* [Problem description] Scan the listing and work out how many lines contain the word "scenic". Nothing but the number should be given.

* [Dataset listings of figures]
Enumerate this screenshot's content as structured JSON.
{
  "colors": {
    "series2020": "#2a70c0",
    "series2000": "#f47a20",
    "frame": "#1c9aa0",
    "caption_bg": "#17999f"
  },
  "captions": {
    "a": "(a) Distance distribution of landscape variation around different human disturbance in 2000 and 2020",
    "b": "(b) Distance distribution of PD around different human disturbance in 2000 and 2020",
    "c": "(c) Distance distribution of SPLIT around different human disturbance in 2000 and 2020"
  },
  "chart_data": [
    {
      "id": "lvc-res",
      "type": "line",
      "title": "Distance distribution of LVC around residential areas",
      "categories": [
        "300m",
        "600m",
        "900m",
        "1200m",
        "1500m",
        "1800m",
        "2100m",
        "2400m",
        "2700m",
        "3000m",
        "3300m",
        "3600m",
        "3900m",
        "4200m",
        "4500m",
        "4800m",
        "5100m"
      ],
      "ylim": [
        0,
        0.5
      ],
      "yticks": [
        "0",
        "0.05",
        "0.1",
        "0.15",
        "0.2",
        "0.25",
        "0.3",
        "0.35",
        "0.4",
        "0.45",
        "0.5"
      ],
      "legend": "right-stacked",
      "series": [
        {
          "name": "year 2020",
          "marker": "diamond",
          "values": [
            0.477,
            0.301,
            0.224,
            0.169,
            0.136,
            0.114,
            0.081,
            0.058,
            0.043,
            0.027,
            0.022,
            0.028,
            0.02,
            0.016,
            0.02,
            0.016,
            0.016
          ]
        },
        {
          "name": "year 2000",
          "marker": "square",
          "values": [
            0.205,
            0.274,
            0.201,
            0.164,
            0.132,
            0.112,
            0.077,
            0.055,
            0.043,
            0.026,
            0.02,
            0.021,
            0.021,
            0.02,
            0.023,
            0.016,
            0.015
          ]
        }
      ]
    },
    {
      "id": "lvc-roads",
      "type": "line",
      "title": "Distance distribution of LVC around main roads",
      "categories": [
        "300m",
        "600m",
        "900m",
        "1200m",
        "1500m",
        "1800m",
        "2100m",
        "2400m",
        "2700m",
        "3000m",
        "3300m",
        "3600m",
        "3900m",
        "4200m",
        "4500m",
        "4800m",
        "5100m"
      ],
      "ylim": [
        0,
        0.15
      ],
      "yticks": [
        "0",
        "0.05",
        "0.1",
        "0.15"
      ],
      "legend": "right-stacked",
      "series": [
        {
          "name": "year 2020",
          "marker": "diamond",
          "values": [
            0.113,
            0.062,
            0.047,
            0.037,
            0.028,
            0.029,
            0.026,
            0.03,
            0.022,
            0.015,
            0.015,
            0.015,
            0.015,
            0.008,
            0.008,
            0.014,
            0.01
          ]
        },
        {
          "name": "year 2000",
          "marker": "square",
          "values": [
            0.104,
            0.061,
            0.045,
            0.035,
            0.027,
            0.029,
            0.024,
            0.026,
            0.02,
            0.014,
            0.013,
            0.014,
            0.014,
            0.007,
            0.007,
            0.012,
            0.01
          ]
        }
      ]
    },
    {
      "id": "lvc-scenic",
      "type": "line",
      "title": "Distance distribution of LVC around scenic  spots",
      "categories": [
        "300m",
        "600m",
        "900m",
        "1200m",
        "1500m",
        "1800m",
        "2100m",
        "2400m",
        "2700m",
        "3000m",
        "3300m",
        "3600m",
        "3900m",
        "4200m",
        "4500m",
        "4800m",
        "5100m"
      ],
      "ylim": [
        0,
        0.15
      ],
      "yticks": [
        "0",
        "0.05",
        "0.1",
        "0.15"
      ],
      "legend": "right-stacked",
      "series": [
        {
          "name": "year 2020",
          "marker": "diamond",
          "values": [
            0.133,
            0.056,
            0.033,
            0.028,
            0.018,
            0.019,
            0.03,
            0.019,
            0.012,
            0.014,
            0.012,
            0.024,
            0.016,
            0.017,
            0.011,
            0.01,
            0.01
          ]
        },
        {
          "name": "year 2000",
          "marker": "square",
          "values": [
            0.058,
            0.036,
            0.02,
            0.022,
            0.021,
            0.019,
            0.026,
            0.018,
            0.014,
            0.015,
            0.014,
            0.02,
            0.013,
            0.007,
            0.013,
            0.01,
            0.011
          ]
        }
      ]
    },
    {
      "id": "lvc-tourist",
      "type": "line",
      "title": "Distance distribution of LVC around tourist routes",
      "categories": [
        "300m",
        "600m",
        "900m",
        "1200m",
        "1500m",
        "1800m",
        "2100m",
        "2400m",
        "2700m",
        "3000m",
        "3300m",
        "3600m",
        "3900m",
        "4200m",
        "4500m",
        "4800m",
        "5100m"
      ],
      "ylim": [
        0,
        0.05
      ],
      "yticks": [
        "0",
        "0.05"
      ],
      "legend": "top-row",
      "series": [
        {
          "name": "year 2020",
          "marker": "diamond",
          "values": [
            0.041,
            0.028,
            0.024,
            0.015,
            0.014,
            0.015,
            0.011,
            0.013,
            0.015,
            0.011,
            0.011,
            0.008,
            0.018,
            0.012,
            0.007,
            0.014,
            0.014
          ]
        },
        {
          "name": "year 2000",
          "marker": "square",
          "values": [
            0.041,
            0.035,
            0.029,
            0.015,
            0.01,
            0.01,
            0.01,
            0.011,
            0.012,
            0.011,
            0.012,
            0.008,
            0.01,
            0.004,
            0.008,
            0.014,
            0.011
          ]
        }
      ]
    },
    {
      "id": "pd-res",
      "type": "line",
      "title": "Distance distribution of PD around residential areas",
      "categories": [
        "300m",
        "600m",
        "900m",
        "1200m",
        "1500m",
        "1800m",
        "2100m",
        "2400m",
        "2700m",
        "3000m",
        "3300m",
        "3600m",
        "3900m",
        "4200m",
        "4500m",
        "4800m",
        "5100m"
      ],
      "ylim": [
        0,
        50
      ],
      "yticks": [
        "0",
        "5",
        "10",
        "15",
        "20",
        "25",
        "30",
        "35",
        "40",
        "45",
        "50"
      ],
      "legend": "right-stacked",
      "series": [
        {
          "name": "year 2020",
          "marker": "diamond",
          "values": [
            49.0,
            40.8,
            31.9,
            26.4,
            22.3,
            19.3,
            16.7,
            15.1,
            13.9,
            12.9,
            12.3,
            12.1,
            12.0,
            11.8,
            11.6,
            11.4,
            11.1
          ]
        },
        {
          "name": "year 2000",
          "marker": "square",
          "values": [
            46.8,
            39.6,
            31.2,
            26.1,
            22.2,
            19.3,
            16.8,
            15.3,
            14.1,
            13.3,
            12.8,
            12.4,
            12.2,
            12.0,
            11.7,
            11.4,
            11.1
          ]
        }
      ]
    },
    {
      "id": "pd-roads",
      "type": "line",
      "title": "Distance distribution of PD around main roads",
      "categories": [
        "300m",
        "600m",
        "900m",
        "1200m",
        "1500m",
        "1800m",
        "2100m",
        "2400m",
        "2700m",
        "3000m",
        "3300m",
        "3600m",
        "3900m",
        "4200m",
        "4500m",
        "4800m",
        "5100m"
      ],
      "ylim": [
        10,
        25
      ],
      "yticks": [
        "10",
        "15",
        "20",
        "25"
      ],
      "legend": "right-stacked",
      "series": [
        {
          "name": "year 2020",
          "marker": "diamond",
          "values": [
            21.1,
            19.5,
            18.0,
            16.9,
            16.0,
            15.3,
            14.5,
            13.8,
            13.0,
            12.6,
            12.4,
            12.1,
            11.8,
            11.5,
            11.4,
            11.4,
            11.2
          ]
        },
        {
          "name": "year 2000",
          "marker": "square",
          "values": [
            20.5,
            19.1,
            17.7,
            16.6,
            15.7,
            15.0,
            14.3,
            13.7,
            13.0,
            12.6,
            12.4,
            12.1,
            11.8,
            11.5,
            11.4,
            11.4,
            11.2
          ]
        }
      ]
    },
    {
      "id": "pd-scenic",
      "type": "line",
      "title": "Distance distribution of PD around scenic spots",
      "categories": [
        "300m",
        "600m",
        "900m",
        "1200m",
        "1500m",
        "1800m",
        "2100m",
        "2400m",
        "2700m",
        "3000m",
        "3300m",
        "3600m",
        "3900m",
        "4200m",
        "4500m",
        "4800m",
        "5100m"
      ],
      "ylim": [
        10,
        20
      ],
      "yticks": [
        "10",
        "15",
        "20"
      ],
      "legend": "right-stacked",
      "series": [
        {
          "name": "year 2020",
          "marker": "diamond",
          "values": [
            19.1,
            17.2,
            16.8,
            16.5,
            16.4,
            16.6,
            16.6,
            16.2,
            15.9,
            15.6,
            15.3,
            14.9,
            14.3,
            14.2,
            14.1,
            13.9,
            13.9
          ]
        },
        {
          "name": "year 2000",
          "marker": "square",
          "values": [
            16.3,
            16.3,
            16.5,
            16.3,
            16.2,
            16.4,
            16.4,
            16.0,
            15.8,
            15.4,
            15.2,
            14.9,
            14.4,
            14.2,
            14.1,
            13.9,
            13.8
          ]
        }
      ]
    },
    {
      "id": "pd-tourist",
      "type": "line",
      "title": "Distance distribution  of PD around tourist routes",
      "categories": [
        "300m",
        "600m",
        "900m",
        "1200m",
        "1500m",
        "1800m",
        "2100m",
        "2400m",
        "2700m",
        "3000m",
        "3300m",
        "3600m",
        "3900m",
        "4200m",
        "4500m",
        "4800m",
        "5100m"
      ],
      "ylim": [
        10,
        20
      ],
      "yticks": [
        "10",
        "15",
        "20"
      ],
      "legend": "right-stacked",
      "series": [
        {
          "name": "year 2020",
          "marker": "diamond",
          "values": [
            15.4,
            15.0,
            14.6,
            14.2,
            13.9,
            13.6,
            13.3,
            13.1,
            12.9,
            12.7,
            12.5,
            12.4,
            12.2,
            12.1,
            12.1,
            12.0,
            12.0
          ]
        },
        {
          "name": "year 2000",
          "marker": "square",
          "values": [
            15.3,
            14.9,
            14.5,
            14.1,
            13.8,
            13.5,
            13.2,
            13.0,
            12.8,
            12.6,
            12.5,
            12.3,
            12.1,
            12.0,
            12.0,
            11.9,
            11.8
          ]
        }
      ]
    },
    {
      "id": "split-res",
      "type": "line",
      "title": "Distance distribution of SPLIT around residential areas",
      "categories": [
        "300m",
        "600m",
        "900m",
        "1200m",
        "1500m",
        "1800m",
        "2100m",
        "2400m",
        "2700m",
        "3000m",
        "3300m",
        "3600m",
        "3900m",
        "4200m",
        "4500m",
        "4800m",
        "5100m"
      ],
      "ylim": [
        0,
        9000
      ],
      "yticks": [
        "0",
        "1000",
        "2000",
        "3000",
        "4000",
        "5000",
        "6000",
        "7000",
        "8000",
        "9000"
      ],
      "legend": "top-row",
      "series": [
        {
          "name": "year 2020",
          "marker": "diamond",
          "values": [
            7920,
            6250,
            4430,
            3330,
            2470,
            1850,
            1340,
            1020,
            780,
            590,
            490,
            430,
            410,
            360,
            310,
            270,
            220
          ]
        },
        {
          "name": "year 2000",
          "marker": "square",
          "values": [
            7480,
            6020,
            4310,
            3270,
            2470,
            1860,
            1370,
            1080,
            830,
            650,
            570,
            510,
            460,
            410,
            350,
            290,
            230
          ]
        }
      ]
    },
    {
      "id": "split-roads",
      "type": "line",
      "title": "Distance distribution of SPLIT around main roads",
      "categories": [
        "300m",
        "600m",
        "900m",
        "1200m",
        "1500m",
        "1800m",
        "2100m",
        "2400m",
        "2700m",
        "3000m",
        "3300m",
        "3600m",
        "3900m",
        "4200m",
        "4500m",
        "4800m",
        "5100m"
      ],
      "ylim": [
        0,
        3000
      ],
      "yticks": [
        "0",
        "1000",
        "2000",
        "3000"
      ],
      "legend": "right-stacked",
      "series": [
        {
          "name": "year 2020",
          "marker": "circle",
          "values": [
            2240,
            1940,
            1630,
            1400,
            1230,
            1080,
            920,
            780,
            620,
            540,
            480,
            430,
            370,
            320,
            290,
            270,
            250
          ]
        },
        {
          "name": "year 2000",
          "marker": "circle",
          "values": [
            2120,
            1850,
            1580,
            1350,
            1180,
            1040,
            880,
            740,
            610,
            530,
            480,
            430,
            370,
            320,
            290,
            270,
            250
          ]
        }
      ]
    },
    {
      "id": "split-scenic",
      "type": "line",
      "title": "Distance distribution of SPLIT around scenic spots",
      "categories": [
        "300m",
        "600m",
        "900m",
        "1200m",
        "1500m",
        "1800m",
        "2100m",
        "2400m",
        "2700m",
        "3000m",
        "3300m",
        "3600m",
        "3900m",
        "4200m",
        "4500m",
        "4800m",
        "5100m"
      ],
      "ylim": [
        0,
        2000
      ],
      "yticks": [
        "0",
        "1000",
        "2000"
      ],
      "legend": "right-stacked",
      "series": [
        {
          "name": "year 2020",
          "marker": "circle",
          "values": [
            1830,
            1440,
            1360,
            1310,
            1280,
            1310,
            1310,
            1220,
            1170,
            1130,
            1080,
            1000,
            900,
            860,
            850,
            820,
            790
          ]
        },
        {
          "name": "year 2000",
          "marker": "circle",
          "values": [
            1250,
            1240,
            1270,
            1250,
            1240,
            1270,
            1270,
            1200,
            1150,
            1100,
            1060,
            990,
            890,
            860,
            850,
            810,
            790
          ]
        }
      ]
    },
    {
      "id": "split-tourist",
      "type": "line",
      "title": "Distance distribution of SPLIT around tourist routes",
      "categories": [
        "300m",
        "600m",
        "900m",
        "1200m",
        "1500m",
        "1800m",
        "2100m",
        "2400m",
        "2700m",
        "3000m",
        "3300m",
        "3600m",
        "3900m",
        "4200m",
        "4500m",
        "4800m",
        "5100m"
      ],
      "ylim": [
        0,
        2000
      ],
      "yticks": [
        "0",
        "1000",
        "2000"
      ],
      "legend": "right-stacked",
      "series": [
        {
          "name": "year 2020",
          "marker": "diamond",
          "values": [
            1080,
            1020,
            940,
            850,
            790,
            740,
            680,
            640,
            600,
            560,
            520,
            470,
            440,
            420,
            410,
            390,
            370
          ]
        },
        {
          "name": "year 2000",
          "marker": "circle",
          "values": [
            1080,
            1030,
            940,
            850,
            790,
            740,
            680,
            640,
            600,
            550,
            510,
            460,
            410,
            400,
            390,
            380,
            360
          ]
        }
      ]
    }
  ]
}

* [Answer for this exercise] 6